─── RECORDED INFORMATION ───

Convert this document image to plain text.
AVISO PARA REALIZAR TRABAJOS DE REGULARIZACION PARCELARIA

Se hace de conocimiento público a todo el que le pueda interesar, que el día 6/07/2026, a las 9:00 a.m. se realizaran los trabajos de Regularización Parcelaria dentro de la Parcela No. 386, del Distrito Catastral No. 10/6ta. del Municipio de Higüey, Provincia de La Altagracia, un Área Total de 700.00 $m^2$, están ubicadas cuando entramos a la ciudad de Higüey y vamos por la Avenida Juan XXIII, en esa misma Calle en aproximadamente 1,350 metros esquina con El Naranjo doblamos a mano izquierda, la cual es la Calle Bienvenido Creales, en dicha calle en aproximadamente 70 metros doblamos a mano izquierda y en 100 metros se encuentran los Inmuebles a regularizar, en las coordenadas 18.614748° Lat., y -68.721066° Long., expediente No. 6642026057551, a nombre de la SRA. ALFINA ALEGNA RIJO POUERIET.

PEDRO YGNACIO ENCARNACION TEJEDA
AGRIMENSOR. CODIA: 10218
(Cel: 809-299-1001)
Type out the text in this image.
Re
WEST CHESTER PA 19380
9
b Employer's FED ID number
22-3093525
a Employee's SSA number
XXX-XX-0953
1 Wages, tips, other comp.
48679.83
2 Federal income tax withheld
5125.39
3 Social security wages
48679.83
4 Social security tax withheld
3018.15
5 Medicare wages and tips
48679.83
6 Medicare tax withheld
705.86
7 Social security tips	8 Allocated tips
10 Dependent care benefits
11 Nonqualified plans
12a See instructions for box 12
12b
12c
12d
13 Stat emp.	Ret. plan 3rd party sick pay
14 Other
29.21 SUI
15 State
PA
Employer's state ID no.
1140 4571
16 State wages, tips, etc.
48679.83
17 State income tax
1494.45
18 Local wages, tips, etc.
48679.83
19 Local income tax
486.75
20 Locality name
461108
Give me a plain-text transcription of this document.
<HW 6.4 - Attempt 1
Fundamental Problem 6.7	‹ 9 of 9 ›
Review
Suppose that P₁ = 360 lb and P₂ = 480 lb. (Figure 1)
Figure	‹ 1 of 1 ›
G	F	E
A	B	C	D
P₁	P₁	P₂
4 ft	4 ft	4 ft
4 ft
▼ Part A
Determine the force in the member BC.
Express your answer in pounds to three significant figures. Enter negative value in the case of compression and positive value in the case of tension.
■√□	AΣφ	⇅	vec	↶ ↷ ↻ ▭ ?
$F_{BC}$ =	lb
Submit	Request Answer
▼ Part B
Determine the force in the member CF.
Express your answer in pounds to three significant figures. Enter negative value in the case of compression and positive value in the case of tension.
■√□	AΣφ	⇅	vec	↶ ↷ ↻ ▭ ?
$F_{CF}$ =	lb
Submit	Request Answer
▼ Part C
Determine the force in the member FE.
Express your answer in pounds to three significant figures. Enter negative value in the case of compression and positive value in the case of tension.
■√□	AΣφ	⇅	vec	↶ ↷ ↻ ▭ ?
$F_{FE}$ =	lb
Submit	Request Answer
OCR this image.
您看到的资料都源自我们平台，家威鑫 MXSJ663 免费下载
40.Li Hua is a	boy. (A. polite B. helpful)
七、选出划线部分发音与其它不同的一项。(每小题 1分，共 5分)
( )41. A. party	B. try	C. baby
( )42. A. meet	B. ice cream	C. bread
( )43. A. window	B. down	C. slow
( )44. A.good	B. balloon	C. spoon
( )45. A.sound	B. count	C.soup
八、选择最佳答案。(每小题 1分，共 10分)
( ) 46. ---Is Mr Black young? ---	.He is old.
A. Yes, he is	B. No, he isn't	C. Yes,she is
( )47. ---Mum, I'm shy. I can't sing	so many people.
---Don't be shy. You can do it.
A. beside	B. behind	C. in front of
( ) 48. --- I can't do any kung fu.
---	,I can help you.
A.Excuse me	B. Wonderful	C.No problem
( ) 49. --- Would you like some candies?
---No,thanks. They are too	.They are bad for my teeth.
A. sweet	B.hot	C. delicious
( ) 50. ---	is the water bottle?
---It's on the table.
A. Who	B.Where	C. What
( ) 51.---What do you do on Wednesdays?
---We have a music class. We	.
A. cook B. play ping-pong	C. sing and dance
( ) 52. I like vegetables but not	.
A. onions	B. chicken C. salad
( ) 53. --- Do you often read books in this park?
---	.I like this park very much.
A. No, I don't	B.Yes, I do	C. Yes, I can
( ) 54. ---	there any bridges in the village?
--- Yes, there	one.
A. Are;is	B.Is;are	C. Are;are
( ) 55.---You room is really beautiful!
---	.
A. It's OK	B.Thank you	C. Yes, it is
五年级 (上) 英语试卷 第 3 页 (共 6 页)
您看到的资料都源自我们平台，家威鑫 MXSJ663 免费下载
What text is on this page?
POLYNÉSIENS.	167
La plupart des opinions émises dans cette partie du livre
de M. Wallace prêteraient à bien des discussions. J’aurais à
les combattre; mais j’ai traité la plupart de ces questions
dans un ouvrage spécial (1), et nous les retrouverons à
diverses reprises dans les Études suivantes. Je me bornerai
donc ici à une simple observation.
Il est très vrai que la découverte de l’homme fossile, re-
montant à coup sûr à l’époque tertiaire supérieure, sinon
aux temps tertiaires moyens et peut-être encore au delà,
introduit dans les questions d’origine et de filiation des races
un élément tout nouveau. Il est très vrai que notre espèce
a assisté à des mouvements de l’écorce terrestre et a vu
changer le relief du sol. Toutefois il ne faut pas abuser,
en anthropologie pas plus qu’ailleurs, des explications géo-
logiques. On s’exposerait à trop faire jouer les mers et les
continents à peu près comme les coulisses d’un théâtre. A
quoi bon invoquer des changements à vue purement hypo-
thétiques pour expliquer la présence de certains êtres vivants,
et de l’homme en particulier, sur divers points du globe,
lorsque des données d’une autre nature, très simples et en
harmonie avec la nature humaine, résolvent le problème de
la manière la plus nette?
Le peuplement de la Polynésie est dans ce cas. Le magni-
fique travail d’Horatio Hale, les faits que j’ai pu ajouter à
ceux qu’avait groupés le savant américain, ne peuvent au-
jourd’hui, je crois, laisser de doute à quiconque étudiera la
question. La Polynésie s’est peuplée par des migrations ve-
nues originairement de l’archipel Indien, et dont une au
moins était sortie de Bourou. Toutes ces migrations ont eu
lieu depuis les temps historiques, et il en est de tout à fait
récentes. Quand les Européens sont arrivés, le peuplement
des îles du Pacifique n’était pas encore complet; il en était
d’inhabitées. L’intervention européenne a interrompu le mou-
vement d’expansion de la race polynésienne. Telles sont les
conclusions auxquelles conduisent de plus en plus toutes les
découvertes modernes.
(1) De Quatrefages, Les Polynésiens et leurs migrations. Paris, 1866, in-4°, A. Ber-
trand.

───

Return every entry exactly as given.

> **REPLY**:
Convert this document image to plain text.
AVISO PARA REALIZAR TRABAJOS DE REGULARIZACION PARCELARIA

Se hace de conocimiento público a todo el que le pueda interesar, que el día 6/07/2026, a las 9:00 a.m. se realizaran los trabajos de Regularización Parcelaria dentro de la Parcela No. 386, del Distrito Catastral No. 10/6ta. del Municipio de Higüey, Provincia de La Altagracia, un Área Total de 700.00 $m^2$, están ubicadas cuando entramos a la ciudad de Higüey y vamos por la Avenida Juan XXIII, en esa misma Calle en aproximadamente 1,350 metros esquina con El Naranjo doblamos a mano izquierda, la cual es la Calle Bienvenido Creales, en dicha calle en aproximadamente 70 metros doblamos a mano izquierda y en 100 metros se encuentran los Inmuebles a regularizar, en las coordenadas 18.614748° Lat., y -68.721066° Long., expediente No. 6642026057551, a nombre de la SRA. ALFINA ALEGNA RIJO POUERIET.

PEDRO YGNACIO ENCARNACION TEJEDA
AGRIMENSOR. CODIA: 10218
(Cel: 809-299-1001)
Type out the text in this image.
Re
WEST CHESTER PA 19380
9
b Employer's FED ID number
22-3093525
a Employee's SSA number
XXX-XX-0953
1 Wages, tips, other comp.
48679.83
2 Federal income tax withheld
5125.39
3 Social security wages
48679.83
4 Social security tax withheld
3018.15
5 Medicare wages and tips
48679.83
6 Medicare tax withheld
705.86
7 Social security tips	8 Allocated tips
10 Dependent care benefits
11 Nonqualified plans
12a See instructions for box 12
12b
12c
12d
13 Stat emp.	Ret. plan 3rd party sick pay
14 Other
29.21 SUI
15 State
PA
Employer's state ID no.
1140 4571
16 State wages, tips, etc.
48679.83
17 State income tax
1494.45
18 Local wages, tips, etc.
48679.83
19 Local income tax
486.75
20 Locality name
461108
Give me a plain-text transcription of this document.
<HW 6.4 - Attempt 1
Fundamental Problem 6.7	‹ 9 of 9 ›
Review
Suppose that P₁ = 360 lb and P₂ = 480 lb. (Figure 1)
Figure	‹ 1 of 1 ›
G	F	E
A	B	C	D
P₁	P₁	P₂
4 ft	4 ft	4 ft
4 ft
▼ Part A
Determine the force in the member BC.
Express your answer in pounds to three significant figures. Enter negative value in the case of compression and positive value in the case of tension.
■√□	AΣφ	⇅	vec	↶ ↷ ↻ ▭ ?
$F_{BC}$ =	lb
Submit	Request Answer
▼ Part B
Determine the force in the member CF.
Express your answer in pounds to three significant figures. Enter negative value in the case of compression and positive value in the case of tension.
■√□	AΣφ	⇅	vec	↶ ↷ ↻ ▭ ?
$F_{CF}$ =	lb
Submit	Request Answer
▼ Part C
Determine the force in the member FE.
Express your answer in pounds to three significant figures. Enter negative value in the case of compression and positive value in the case of tension.
■√□	AΣφ	⇅	vec	↶ ↷ ↻ ▭ ?
$F_{FE}$ =	lb
Submit	Request Answer
OCR this image.
您看到的资料都源自我们平台，家威鑫 MXSJ663 免费下载
40.Li Hua is a	boy. (A. polite B. helpful)
七、选出划线部分发音与其它不同的一项。(每小题 1分，共 5分)
( )41. A. party	B. try	C. baby
( )42. A. meet	B. ice cream	C. bread
( )43. A. window	B. down	C. slow
( )44. A.good	B. balloon	C. spoon
( )45. A.sound	B. count	C.soup
八、选择最佳答案。(每小题 1分，共 10分)
( ) 46. ---Is Mr Black young? ---	.He is old.
A. Yes, he is	B. No, he isn't	C. Yes,she is
( )47. ---Mum, I'm shy. I can't sing	so many people.
---Don't be shy. You can do it.
A. beside	B. behind	C. in front of
( ) 48. --- I can't do any kung fu.
---	,I can help you.
A.Excuse me	B. Wonderful	C.No problem
( ) 49. --- Would you like some candies?
---No,thanks. They are too	.They are bad for my teeth.
A. sweet	B.hot	C. delicious
( ) 50. ---	is the water bottle?
---It's on the table.
A. Who	B.Where	C. What
( ) 51.---What do you do on Wednesdays?
---We have a music class. We	.
A. cook B. play ping-pong	C. sing and dance
( ) 52. I like vegetables but not	.
A. onions	B. chicken C. salad
( ) 53. --- Do you often read books in this park?
---	.I like this park very much.
A. No, I don't	B.Yes, I do	C. Yes, I can
( ) 54. ---	there any bridges in the village?
--- Yes, there	one.
A. Are;is	B.Is;are	C. Are;are
( ) 55.---You room is really beautiful!
---	.
A. It's OK	B.Thank you	C. Yes, it is
五年级 (上) 英语试卷 第 3 页 (共 6 页)
您看到的资料都源自我们平台，家威鑫 MXSJ663 免费下载
What text is on this page?
POLYNÉSIENS.	167
La plupart des opinions émises dans cette partie du livre
de M. Wallace prêteraient à bien des discussions. J’aurais à
les combattre; mais j’ai traité la plupart de ces questions
dans un ouvrage spécial (1), et nous les retrouverons à
diverses reprises dans les Études suivantes. Je me bornerai
donc ici à une simple observation.
Il est très vrai que la découverte de l’homme fossile, re-
montant à coup sûr à l’époque tertiaire supérieure, sinon
aux temps tertiaires moyens et peut-être encore au delà,
introduit dans les questions d’origine et de filiation des races
un élément tout nouveau. Il est très vrai que notre espèce
a assisté à des mouvements de l’écorce terrestre et a vu
changer le relief du sol. Toutefois il ne faut pas abuser,
en anthropologie pas plus qu’ailleurs, des explications géo-
logiques. On s’exposerait à trop faire jouer les mers et les
continents à peu près comme les coulisses d’un théâtre. A
quoi bon invoquer des changements à vue purement hypo-
thétiques pour expliquer la présence de certains êtres vivants,
et de l’homme en particulier, sur divers points du globe,
lorsque des données d’une autre nature, très simples et en
harmonie avec la nature humaine, résolvent le problème de
la manière la plus nette?
Le peuplement de la Polynésie est dans ce cas. Le magni-
fique travail d’Horatio Hale, les faits que j’ai pu ajouter à
ceux qu’avait groupés le savant américain, ne peuvent au-
jourd’hui, je crois, laisser de doute à quiconque étudiera la
question. La Polynésie s’est peuplée par des migrations ve-
nues originairement de l’archipel Indien, et dont une au
moins était sortie de Bourou. Toutes ces migrations ont eu
lieu depuis les temps historiques, et il en est de tout à fait
récentes. Quand les Européens sont arrivés, le peuplement
des îles du Pacifique n’était pas encore complet; il en était
d’inhabitées. L’intervention européenne a interrompu le mou-
vement d’expansion de la race polynésienne. Telles sont les
conclusions auxquelles conduisent de plus en plus toutes les
découvertes modernes.
(1) De Quatrefages, Les Polynésiens et leurs migrations. Paris, 1866, in-4°, A. Ber-
trand.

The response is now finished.